### Problem details
State only the count of lines in the listing below that hold "Pulse".

◆ ◆ ◆ ◆ ◆

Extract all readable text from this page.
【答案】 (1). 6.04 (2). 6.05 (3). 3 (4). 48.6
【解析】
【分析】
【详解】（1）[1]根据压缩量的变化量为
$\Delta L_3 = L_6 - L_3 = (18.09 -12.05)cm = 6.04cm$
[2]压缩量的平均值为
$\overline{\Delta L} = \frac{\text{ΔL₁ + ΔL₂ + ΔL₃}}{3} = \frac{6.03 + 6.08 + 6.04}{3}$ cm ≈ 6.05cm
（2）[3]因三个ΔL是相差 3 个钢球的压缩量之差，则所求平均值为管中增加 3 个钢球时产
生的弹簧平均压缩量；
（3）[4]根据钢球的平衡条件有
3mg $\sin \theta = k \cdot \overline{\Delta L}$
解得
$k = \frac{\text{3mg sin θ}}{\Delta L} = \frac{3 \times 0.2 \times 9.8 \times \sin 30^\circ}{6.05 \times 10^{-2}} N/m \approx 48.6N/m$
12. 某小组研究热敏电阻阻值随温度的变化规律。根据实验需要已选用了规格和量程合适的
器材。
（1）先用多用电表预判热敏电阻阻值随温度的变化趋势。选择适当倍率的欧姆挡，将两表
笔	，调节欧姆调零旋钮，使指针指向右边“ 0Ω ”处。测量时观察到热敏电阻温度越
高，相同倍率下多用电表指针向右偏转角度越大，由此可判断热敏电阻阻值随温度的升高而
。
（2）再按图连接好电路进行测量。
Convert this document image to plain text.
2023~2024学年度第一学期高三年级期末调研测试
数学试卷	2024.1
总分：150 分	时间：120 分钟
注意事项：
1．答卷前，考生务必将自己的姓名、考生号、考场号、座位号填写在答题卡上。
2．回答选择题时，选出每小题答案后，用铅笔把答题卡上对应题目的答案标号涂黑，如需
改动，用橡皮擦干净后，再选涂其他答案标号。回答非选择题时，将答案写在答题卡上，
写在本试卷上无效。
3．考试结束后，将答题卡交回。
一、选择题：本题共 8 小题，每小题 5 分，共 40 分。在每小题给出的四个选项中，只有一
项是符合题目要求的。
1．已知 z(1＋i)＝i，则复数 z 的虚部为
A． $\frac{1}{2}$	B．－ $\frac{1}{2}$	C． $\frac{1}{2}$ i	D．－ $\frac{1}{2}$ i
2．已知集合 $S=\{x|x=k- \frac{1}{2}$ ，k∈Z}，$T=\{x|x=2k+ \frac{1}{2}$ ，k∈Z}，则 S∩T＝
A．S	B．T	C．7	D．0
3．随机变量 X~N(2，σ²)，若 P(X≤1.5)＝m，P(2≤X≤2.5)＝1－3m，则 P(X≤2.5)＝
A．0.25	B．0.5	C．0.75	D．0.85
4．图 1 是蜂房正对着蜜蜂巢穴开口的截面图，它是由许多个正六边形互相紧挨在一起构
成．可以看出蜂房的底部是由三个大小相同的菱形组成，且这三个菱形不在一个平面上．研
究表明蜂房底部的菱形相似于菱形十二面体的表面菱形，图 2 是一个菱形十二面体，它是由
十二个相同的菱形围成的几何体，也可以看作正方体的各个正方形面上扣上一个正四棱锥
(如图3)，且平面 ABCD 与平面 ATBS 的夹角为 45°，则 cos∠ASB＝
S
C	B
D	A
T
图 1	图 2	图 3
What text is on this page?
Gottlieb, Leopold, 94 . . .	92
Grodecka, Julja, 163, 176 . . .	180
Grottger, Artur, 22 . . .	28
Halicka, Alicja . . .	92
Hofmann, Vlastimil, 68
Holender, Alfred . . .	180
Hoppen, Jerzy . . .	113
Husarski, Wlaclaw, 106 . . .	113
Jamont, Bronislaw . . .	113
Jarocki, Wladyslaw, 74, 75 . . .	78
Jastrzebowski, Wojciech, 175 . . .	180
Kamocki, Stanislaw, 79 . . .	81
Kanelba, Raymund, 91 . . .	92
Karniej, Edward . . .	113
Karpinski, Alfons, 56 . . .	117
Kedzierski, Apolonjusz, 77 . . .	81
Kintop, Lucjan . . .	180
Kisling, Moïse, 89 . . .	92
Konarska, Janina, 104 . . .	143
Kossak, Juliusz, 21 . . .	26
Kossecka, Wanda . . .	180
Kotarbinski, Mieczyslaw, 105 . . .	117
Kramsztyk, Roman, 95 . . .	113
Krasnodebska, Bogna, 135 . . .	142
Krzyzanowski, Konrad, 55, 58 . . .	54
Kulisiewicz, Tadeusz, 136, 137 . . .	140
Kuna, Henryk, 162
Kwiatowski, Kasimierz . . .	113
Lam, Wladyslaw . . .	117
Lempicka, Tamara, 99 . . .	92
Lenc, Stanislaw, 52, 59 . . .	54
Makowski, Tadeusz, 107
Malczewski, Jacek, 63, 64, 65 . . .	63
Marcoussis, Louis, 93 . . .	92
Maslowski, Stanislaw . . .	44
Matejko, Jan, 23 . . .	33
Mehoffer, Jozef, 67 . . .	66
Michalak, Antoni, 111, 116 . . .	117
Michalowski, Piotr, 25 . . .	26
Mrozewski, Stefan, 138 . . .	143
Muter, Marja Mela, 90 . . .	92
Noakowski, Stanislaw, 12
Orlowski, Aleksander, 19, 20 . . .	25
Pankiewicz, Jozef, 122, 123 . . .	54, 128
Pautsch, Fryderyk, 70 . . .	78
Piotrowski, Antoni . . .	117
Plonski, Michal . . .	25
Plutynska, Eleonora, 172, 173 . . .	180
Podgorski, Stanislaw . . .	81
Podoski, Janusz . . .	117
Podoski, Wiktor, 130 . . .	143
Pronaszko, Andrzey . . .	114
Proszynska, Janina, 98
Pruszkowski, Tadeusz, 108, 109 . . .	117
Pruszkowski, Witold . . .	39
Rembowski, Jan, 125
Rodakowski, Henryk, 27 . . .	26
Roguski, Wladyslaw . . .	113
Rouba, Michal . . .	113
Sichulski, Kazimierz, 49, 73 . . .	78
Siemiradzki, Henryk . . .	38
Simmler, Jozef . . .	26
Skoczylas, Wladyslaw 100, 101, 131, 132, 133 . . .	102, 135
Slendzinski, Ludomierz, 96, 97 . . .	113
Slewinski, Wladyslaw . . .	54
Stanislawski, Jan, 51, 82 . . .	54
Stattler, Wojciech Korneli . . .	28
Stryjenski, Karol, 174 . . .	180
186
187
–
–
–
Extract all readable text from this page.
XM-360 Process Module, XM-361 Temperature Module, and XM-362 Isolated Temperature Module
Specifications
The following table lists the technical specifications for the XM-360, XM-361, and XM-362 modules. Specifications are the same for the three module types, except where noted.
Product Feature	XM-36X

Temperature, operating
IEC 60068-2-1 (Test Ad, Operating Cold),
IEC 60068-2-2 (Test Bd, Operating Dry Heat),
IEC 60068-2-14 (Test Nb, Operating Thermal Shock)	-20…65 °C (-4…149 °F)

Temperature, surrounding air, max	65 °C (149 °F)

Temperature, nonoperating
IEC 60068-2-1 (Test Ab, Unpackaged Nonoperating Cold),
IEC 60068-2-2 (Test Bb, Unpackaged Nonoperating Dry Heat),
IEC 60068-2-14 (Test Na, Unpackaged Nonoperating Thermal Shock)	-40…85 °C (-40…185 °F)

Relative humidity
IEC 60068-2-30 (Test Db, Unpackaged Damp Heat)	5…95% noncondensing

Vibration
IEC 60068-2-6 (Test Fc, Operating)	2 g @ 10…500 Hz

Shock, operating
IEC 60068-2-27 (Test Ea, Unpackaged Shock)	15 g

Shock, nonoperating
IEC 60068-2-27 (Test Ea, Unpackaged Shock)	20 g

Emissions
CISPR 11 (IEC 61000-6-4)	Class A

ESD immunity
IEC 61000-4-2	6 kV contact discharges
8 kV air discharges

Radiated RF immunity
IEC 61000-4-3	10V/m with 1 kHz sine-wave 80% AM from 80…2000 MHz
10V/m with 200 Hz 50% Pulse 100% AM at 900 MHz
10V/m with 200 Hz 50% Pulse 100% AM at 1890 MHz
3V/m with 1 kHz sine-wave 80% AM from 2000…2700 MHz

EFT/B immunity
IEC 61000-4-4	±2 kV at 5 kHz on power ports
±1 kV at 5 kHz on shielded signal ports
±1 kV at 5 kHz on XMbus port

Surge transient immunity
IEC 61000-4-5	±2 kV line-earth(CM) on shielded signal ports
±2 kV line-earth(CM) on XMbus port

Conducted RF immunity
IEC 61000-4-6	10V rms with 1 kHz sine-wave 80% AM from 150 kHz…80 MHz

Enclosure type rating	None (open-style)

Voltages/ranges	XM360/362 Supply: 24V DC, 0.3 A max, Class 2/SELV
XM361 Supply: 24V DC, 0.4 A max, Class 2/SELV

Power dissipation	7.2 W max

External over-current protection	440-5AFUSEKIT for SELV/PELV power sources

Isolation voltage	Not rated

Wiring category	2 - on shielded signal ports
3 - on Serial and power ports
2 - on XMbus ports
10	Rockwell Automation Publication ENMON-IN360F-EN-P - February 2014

◆ ◆ ◆ ◆ ◆

### Finished task
2